Stated goal: How many lines in these records hold the string "name"? State only that number.

Stored rows:

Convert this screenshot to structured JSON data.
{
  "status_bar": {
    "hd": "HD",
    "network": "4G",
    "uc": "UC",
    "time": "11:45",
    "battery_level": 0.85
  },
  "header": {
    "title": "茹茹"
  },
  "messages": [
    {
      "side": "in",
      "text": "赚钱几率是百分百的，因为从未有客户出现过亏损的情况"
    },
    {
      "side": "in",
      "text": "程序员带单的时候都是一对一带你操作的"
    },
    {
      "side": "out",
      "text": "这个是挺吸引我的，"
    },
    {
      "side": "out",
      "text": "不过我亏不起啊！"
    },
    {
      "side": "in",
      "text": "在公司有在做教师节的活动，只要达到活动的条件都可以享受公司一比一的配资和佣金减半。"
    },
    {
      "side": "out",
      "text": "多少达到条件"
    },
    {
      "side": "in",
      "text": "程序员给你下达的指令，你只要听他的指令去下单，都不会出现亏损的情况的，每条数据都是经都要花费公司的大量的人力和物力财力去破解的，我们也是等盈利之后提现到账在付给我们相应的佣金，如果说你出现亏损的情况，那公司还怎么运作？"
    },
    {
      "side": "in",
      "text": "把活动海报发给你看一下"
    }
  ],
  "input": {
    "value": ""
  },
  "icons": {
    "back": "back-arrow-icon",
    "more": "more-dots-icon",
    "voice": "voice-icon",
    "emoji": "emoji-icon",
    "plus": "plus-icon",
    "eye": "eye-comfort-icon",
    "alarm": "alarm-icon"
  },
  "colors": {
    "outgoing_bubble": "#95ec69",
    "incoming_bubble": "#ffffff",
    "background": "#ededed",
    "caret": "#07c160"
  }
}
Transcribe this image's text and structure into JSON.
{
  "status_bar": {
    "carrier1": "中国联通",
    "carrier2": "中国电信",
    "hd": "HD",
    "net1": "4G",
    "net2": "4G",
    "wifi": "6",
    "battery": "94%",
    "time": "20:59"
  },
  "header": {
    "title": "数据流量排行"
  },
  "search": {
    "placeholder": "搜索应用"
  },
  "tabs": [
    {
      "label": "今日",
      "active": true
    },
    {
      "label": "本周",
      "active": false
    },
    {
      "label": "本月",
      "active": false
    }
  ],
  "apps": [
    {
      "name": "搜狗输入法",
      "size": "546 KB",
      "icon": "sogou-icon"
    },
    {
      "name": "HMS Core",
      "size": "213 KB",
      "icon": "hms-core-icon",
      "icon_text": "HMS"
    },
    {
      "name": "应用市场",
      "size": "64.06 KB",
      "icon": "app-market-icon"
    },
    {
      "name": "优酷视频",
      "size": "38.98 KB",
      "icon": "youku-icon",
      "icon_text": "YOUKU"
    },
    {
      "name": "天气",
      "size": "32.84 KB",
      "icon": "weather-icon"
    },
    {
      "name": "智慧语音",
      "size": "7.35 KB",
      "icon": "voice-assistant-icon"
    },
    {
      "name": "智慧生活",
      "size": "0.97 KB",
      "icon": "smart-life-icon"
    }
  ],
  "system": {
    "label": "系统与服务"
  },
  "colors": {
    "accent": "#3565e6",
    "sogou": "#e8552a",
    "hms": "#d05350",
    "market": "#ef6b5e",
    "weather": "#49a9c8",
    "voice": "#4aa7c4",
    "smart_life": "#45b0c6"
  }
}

Result: 7